Instruction
Every record that follows must be duplicated exactly, with images left out.

A run of records
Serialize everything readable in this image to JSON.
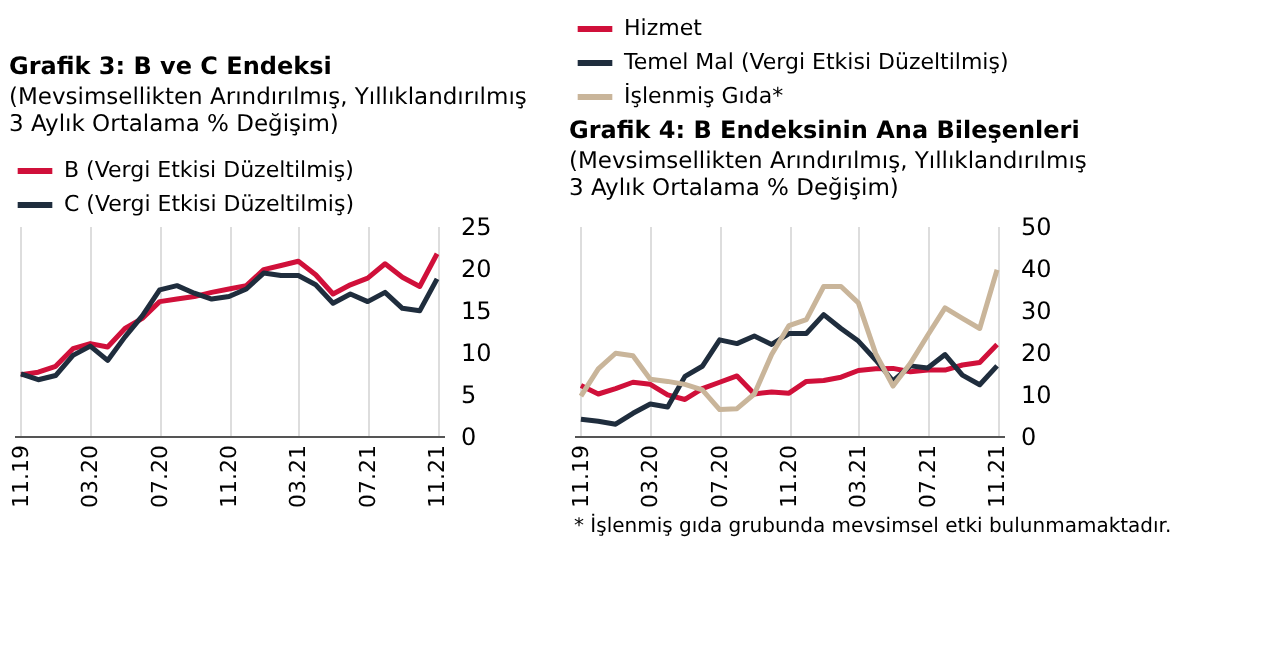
{
  "chart_data": [
    {
      "type": "line",
      "title": "Grafik 3: B ve C Endeksi",
      "subtitle": "(Mevsimsellikten Arındırılmış, Yıllıklandırılmış 3 Aylık Ortalama % Değişim)",
      "categories": [
        "11.19",
        null,
        null,
        null,
        "03.20",
        null,
        null,
        null,
        "07.20",
        null,
        null,
        null,
        "11.20",
        null,
        null,
        null,
        "03.21",
        null,
        null,
        null,
        "07.21",
        null,
        null,
        null,
        "11.21"
      ],
      "series": [
        {
          "name": "B (Vergi Etkisi Düzeltilmiş)",
          "color": "#d0103a",
          "values": [
            7.3,
            7.6,
            8.3,
            10.4,
            11.0,
            10.6,
            12.8,
            14.0,
            16.0,
            16.3,
            16.6,
            17.1,
            17.5,
            17.9,
            19.8,
            20.3,
            20.8,
            19.2,
            16.9,
            18.0,
            18.8,
            20.5,
            18.9,
            17.8,
            21.7
          ]
        },
        {
          "name": "C (Vergi Etkisi Düzeltilmiş)",
          "color": "#1f2d3d",
          "values": [
            7.4,
            6.7,
            7.2,
            9.6,
            10.7,
            9.0,
            11.8,
            14.3,
            17.4,
            17.9,
            17.0,
            16.3,
            16.6,
            17.5,
            19.4,
            19.1,
            19.1,
            18.0,
            15.8,
            16.9,
            16.0,
            17.1,
            15.2,
            14.9,
            18.7
          ]
        }
      ],
      "ylim": [
        0,
        25
      ],
      "yticks": [
        0,
        5,
        10,
        15,
        20,
        25
      ],
      "grid": "x",
      "legend": "top",
      "marker": "none",
      "line_style": "solid"
    },
    {
      "type": "line",
      "title": "Grafik 4: B Endeksinin Ana Bileşenleri",
      "subtitle": "(Mevsimsellikten Arındırılmış, Yıllıklandırılmış 3 Aylık Ortalama % Değişim)",
      "categories": [
        "11.19",
        null,
        null,
        null,
        "03.20",
        null,
        null,
        null,
        "07.20",
        null,
        null,
        null,
        "11.20",
        null,
        null,
        null,
        "03.21",
        null,
        null,
        null,
        "07.21",
        null,
        null,
        null,
        "11.21"
      ],
      "series": [
        {
          "name": "Hizmet",
          "color": "#d0103a",
          "values": [
            12.0,
            10.0,
            11.3,
            12.8,
            12.3,
            9.8,
            8.7,
            11.3,
            12.8,
            14.3,
            10.0,
            10.5,
            10.2,
            13.0,
            13.2,
            14.0,
            15.6,
            16.0,
            16.1,
            15.3,
            15.7,
            15.7,
            16.9,
            17.5,
            21.8
          ]
        },
        {
          "name": "Temel Mal (Vergi Etkisi Düzeltilmiş)",
          "color": "#1f2d3d",
          "values": [
            4.0,
            3.5,
            2.8,
            5.4,
            7.6,
            6.9,
            14.2,
            16.6,
            22.9,
            22.0,
            23.8,
            21.8,
            24.4,
            24.4,
            28.9,
            25.6,
            22.6,
            18.1,
            13.1,
            16.7,
            16.2,
            19.4,
            14.5,
            12.2,
            16.7
          ]
        },
        {
          "name": "İşlenmiş Gıda*",
          "color": "#c9b59a",
          "values": [
            9.5,
            16.0,
            19.7,
            19.1,
            13.5,
            13.0,
            12.3,
            11.0,
            6.3,
            6.5,
            10.0,
            19.4,
            26.3,
            27.7,
            35.6,
            35.6,
            31.7,
            19.6,
            11.9,
            17.3,
            24.0,
            30.5,
            28.0,
            25.6,
            39.6
          ]
        }
      ],
      "ylim": [
        0,
        50
      ],
      "yticks": [
        0,
        10,
        20,
        30,
        40,
        50
      ],
      "grid": "x",
      "legend": "top",
      "marker": "none",
      "line_style": "solid",
      "annotations": [
        "* İşlenmiş gıda grubunda mevsimsel etki bulunmamaktadır."
      ]
    }
  ]
}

Reply
Serialize everything readable in this image to JSON.
{
  "chart_data": [
    {
      "type": "line",
      "title": "Grafik 3: B ve C Endeksi",
      "subtitle": "(Mevsimsellikten Arındırılmış, Yıllıklandırılmış 3 Aylık Ortalama % Değişim)",
      "categories": [
        "11.19",
        null,
        null,
        null,
        "03.20",
        null,
        null,
        null,
        "07.20",
        null,
        null,
        null,
        "11.20",
        null,
        null,
        null,
        "03.21",
        null,
        null,
        null,
        "07.21",
        null,
        null,
        null,
        "11.21"
      ],
      "series": [
        {
          "name": "B (Vergi Etkisi Düzeltilmiş)",
          "color": "#d0103a",
          "values": [
            7.3,
            7.6,
            8.3,
            10.4,
            11.0,
            10.6,
            12.8,
            14.0,
            16.0,
            16.3,
            16.6,
            17.1,
            17.5,
            17.9,
            19.8,
            20.3,
            20.8,
            19.2,
            16.9,
            18.0,
            18.8,
            20.5,
            18.9,
            17.8,
            21.7
          ]
        },
        {
          "name": "C (Vergi Etkisi Düzeltilmiş)",
          "color": "#1f2d3d",
          "values": [
            7.4,
            6.7,
            7.2,
            9.6,
            10.7,
            9.0,
            11.8,
            14.3,
            17.4,
            17.9,
            17.0,
            16.3,
            16.6,
            17.5,
            19.4,
            19.1,
            19.1,
            18.0,
            15.8,
            16.9,
            16.0,
            17.1,
            15.2,
            14.9,
            18.7
          ]
        }
      ],
      "ylim": [
        0,
        25
      ],
      "yticks": [
        0,
        5,
        10,
        15,
        20,
        25
      ],
      "grid": "x",
      "legend": "top",
      "marker": "none",
      "line_style": "solid"
    },
    {
      "type": "line",
      "title": "Grafik 4: B Endeksinin Ana Bileşenleri",
      "subtitle": "(Mevsimsellikten Arındırılmış, Yıllıklandırılmış 3 Aylık Ortalama % Değişim)",
      "categories": [
        "11.19",
        null,
        null,
        null,
        "03.20",
        null,
        null,
        null,
        "07.20",
        null,
        null,
        null,
        "11.20",
        null,
        null,
        null,
        "03.21",
        null,
        null,
        null,
        "07.21",
        null,
        null,
        null,
        "11.21"
      ],
      "series": [
        {
          "name": "Hizmet",
          "color": "#d0103a",
          "values": [
            12.0,
            10.0,
            11.3,
            12.8,
            12.3,
            9.8,
            8.7,
            11.3,
            12.8,
            14.3,
            10.0,
            10.5,
            10.2,
            13.0,
            13.2,
            14.0,
            15.6,
            16.0,
            16.1,
            15.3,
            15.7,
            15.7,
            16.9,
            17.5,
            21.8
          ]
        },
        {
          "name": "Temel Mal (Vergi Etkisi Düzeltilmiş)",
          "color": "#1f2d3d",
          "values": [
            4.0,
            3.5,
            2.8,
            5.4,
            7.6,
            6.9,
            14.2,
            16.6,
            22.9,
            22.0,
            23.8,
            21.8,
            24.4,
            24.4,
            28.9,
            25.6,
            22.6,
            18.1,
            13.1,
            16.7,
            16.2,
            19.4,
            14.5,
            12.2,
            16.7
          ]
        },
        {
          "name": "İşlenmiş Gıda*",
          "color": "#c9b59a",
          "values": [
            9.5,
            16.0,
            19.7,
            19.1,
            13.5,
            13.0,
            12.3,
            11.0,
            6.3,
            6.5,
            10.0,
            19.4,
            26.3,
            27.7,
            35.6,
            35.6,
            31.7,
            19.6,
            11.9,
            17.3,
            24.0,
            30.5,
            28.0,
            25.6,
            39.6
          ]
        }
      ],
      "ylim": [
        0,
        50
      ],
      "yticks": [
        0,
        10,
        20,
        30,
        40,
        50
      ],
      "grid": "x",
      "legend": "top",
      "marker": "none",
      "line_style": "solid",
      "annotations": [
        "* İşlenmiş gıda grubunda mevsimsel etki bulunmamaktadır."
      ]
    }
  ]
}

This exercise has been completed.